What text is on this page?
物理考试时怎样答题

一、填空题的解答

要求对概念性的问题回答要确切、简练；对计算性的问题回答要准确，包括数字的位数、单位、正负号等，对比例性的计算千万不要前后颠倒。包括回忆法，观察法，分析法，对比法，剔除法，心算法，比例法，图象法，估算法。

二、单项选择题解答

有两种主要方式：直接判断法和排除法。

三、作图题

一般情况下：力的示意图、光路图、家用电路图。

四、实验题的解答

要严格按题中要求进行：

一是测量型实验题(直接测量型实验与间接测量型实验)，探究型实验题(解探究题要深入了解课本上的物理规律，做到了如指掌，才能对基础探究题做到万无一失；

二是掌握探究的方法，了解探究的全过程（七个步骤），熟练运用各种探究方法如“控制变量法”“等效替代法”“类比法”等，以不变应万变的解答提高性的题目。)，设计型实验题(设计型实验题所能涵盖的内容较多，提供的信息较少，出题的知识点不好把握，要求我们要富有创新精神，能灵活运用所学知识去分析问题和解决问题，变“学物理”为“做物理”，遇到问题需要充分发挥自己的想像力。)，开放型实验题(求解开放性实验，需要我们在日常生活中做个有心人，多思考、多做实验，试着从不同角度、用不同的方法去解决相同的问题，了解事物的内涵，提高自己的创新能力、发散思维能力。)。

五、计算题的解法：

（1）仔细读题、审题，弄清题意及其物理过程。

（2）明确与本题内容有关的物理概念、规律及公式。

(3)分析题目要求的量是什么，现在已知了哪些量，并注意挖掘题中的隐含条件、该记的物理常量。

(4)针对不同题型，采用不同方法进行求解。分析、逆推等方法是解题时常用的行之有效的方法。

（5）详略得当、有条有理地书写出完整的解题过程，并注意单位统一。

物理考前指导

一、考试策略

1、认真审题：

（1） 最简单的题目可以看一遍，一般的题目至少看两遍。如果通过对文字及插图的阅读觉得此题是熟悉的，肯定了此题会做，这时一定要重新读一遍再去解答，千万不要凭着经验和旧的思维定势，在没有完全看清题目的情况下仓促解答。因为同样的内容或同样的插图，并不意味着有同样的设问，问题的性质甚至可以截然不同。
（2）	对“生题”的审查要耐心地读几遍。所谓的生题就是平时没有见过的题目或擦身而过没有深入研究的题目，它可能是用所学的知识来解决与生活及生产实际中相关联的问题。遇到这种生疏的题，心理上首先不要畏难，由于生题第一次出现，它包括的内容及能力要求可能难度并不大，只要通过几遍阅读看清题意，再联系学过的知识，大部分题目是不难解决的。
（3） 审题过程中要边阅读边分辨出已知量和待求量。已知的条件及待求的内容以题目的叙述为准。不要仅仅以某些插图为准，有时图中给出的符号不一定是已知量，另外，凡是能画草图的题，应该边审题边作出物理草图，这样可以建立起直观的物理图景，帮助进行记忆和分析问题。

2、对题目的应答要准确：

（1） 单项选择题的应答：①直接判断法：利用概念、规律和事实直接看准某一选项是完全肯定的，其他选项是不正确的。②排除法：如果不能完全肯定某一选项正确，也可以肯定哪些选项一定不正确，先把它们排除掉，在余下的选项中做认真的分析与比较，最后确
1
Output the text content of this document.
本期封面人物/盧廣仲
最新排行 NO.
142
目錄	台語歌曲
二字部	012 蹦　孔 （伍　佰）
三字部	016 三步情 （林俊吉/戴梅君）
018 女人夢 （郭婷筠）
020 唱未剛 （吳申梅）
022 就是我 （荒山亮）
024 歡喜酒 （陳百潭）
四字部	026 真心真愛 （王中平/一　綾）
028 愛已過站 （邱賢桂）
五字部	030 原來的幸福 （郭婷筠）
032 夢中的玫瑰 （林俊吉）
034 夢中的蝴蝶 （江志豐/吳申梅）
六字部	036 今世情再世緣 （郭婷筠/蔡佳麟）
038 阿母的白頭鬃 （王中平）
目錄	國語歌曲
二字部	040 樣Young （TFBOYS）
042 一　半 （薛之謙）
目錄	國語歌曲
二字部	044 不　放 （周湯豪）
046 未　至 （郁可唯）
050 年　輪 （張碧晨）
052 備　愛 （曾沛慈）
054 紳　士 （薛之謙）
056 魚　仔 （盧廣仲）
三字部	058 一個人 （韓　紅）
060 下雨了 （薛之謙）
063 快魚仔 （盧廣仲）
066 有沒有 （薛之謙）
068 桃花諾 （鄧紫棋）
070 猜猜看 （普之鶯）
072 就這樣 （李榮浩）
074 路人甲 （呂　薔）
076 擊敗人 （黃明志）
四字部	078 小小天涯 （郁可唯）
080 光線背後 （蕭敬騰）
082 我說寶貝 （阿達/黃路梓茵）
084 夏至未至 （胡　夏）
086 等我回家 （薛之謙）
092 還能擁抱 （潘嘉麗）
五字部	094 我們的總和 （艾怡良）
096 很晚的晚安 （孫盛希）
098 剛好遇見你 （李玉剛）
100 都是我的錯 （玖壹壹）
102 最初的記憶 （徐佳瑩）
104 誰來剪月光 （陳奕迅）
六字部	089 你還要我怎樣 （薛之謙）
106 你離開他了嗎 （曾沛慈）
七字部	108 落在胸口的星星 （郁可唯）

□ □ □

§ Goal of the exercise:
Repeat exactly, and only, the lines from the one containing "Output the text content of this document." through the end of the material.

§ Worked solution:
Output the text content of this document.
本期封面人物/盧廣仲
最新排行 NO.
142
目錄	台語歌曲
二字部	012 蹦　孔 （伍　佰）
三字部	016 三步情 （林俊吉/戴梅君）
018 女人夢 （郭婷筠）
020 唱未剛 （吳申梅）
022 就是我 （荒山亮）
024 歡喜酒 （陳百潭）
四字部	026 真心真愛 （王中平/一　綾）
028 愛已過站 （邱賢桂）
五字部	030 原來的幸福 （郭婷筠）
032 夢中的玫瑰 （林俊吉）
034 夢中的蝴蝶 （江志豐/吳申梅）
六字部	036 今世情再世緣 （郭婷筠/蔡佳麟）
038 阿母的白頭鬃 （王中平）
目錄	國語歌曲
二字部	040 樣Young （TFBOYS）
042 一　半 （薛之謙）
目錄	國語歌曲
二字部	044 不　放 （周湯豪）
046 未　至 （郁可唯）
050 年　輪 （張碧晨）
052 備　愛 （曾沛慈）
054 紳　士 （薛之謙）
056 魚　仔 （盧廣仲）
三字部	058 一個人 （韓　紅）
060 下雨了 （薛之謙）
063 快魚仔 （盧廣仲）
066 有沒有 （薛之謙）
068 桃花諾 （鄧紫棋）
070 猜猜看 （普之鶯）
072 就這樣 （李榮浩）
074 路人甲 （呂　薔）
076 擊敗人 （黃明志）
四字部	078 小小天涯 （郁可唯）
080 光線背後 （蕭敬騰）
082 我說寶貝 （阿達/黃路梓茵）
084 夏至未至 （胡　夏）
086 等我回家 （薛之謙）
092 還能擁抱 （潘嘉麗）
五字部	094 我們的總和 （艾怡良）
096 很晚的晚安 （孫盛希）
098 剛好遇見你 （李玉剛）
100 都是我的錯 （玖壹壹）
102 最初的記憶 （徐佳瑩）
104 誰來剪月光 （陳奕迅）
六字部	089 你還要我怎樣 （薛之謙）
106 你離開他了嗎 （曾沛慈）
七字部	108 落在胸口的星星 （郁可唯）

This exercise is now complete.